### Goal of the exercise
Below are entries; repeat exactly, and nothing else, the lines from the one holding "Decode this image" through the one holding "Parse this screenshot: output", inclusive. Leave the pictures out.
## begin
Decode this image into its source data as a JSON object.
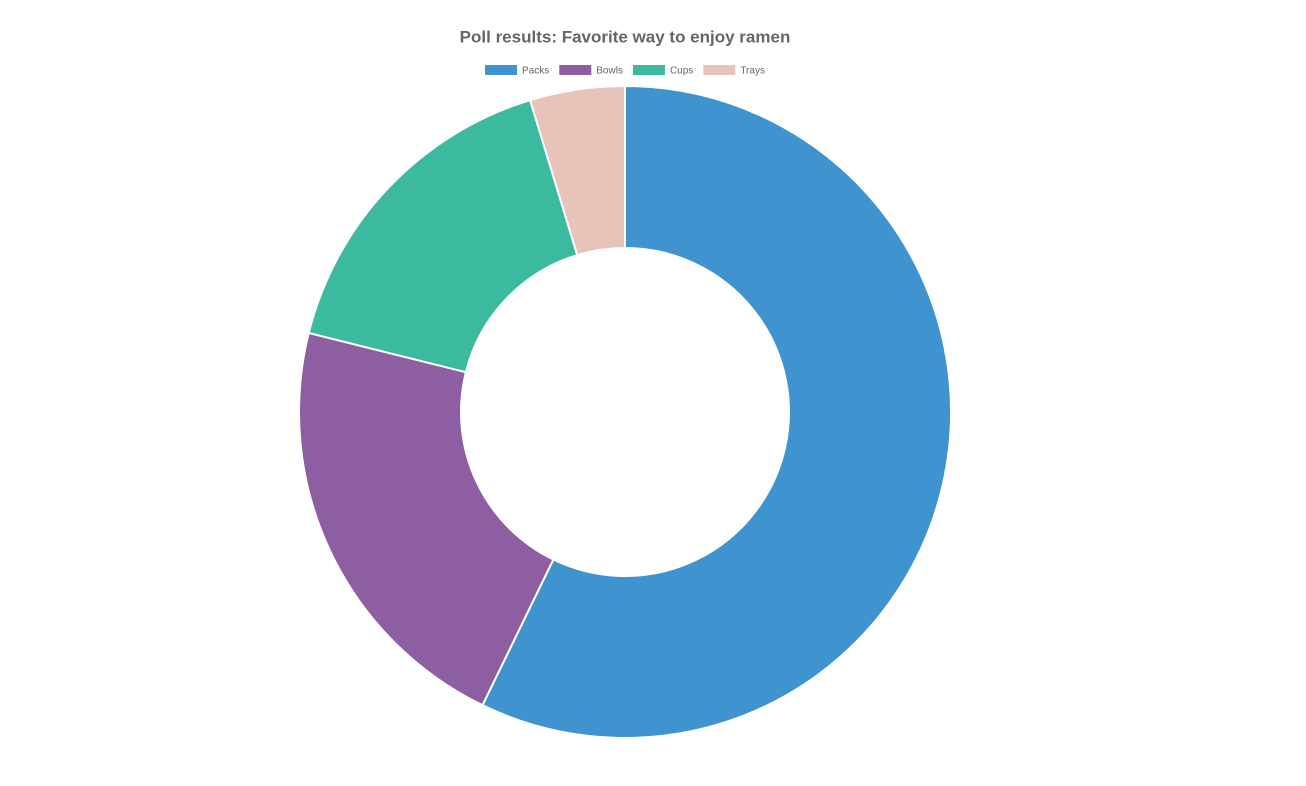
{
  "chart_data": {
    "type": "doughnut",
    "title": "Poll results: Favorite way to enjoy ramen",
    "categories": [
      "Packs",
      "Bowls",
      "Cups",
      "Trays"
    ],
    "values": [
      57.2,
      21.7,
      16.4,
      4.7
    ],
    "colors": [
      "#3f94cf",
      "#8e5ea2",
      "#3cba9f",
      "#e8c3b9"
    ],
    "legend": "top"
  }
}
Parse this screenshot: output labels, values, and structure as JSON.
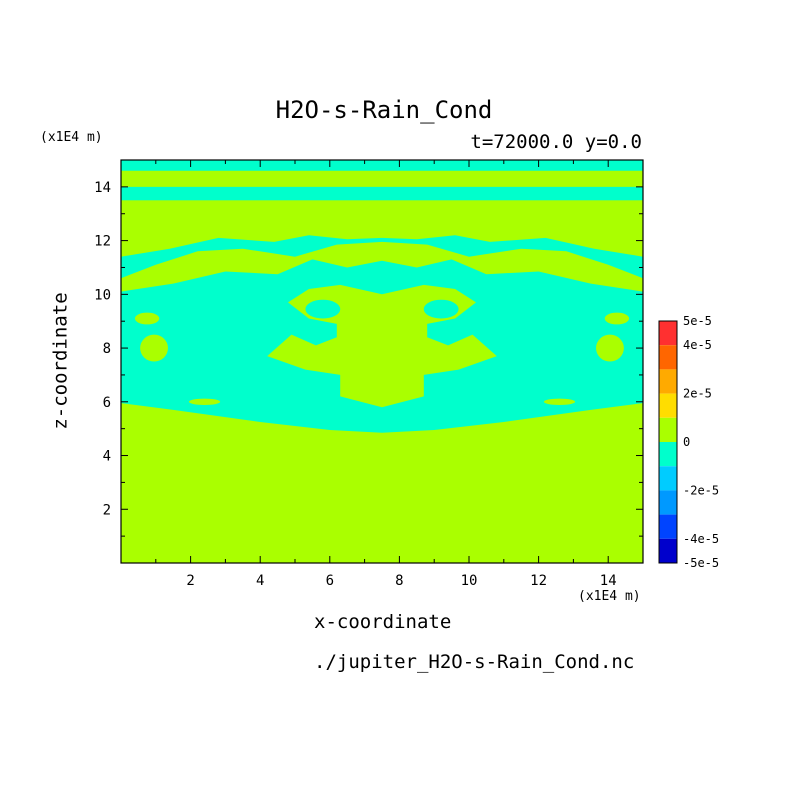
## end
## begin
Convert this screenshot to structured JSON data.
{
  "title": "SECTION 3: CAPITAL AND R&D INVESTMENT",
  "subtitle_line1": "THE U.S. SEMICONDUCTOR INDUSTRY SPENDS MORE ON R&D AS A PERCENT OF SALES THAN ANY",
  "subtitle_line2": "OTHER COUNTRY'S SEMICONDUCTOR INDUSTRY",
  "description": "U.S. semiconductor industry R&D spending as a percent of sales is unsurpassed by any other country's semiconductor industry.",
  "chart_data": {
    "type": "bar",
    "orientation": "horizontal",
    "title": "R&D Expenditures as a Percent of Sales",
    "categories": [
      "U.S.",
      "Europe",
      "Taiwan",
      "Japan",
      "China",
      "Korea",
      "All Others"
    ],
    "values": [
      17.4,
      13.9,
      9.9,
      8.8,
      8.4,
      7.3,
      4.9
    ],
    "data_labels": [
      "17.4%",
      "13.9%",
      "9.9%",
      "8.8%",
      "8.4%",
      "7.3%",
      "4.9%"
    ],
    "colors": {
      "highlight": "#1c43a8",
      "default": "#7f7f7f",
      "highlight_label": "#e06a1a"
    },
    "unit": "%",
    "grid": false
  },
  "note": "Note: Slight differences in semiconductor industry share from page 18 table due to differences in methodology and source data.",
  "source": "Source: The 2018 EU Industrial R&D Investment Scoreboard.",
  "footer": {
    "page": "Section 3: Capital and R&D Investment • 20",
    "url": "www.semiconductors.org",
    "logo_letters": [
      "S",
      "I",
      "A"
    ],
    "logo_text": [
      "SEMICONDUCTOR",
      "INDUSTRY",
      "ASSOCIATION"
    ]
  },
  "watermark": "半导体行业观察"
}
## end
### Finished exercise
Decode this image into its source data as a JSON object.
{
  "chart_data": {
    "type": "doughnut",
    "title": "Poll results: Favorite way to enjoy ramen",
    "categories": [
      "Packs",
      "Bowls",
      "Cups",
      "Trays"
    ],
    "values": [
      57.2,
      21.7,
      16.4,
      4.7
    ],
    "colors": [
      "#3f94cf",
      "#8e5ea2",
      "#3cba9f",
      "#e8c3b9"
    ],
    "legend": "top"
  }
}
Parse this screenshot: output labels, values, and structure as JSON.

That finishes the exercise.